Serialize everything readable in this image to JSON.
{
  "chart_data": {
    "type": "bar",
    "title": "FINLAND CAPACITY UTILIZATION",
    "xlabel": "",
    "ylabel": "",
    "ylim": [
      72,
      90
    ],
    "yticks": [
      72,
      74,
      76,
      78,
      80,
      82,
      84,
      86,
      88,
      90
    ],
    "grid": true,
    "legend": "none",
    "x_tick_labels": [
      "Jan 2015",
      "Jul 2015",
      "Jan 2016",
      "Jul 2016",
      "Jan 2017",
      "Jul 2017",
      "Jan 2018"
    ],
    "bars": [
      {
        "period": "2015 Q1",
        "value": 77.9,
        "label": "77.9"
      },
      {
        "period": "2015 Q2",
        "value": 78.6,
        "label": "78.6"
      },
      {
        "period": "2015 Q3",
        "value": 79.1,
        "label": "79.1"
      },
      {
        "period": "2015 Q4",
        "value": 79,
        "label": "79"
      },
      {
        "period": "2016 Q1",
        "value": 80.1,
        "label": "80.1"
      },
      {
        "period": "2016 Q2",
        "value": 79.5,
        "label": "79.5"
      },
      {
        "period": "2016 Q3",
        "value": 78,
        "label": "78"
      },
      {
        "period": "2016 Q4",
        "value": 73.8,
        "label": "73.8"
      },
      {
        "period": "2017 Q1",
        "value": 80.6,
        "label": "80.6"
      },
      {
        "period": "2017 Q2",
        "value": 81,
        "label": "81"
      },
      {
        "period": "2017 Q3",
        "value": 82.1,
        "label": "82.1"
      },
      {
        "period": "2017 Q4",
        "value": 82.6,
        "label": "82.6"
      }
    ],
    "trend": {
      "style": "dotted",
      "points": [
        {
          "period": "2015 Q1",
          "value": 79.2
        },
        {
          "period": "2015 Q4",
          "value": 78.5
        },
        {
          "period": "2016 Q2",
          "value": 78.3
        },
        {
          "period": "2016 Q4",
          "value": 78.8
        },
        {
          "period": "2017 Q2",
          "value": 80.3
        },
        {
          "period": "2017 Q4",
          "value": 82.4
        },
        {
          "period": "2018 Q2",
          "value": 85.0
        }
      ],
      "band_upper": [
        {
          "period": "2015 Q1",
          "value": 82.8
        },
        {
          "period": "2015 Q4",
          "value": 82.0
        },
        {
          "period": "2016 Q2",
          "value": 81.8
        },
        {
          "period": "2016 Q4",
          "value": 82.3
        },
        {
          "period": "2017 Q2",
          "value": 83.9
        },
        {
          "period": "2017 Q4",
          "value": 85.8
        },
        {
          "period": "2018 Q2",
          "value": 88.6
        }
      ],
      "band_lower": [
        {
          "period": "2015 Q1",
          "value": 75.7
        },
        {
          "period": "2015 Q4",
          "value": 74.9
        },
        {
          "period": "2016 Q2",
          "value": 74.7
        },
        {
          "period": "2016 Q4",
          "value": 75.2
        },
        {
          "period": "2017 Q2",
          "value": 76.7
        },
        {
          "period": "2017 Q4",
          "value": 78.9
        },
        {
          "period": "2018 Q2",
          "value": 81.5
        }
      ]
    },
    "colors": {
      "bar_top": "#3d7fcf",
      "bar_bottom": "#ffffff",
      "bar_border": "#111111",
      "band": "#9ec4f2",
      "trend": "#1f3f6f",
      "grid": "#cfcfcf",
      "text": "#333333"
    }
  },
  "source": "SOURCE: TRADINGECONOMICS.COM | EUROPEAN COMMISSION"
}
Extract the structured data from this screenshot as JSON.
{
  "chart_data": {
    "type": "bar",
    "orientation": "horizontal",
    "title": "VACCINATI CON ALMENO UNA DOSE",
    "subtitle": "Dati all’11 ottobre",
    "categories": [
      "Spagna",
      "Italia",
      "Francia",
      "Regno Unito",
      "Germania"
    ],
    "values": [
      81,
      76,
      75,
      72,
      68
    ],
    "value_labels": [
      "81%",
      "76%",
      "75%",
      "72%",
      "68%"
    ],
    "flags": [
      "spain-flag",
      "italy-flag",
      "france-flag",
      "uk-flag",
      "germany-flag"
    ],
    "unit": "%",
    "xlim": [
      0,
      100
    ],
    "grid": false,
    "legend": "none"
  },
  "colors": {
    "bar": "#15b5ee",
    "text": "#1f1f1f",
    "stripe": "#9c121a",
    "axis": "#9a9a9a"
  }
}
○ ○ ○
■ **Exercise**: Reproduce the records above exactly, starting with the line that contains "Extract the structured" and ending with the last line.

■ **Task result**:
Extract the structured data from this screenshot as JSON.
{
  "chart_data": {
    "type": "bar",
    "orientation": "horizontal",
    "title": "VACCINATI CON ALMENO UNA DOSE",
    "subtitle": "Dati all’11 ottobre",
    "categories": [
      "Spagna",
      "Italia",
      "Francia",
      "Regno Unito",
      "Germania"
    ],
    "values": [
      81,
      76,
      75,
      72,
      68
    ],
    "value_labels": [
      "81%",
      "76%",
      "75%",
      "72%",
      "68%"
    ],
    "flags": [
      "spain-flag",
      "italy-flag",
      "france-flag",
      "uk-flag",
      "germany-flag"
    ],
    "unit": "%",
    "xlim": [
      0,
      100
    ],
    "grid": false,
    "legend": "none"
  },
  "colors": {
    "bar": "#15b5ee",
    "text": "#1f1f1f",
    "stripe": "#9c121a",
    "axis": "#9a9a9a"
  }
}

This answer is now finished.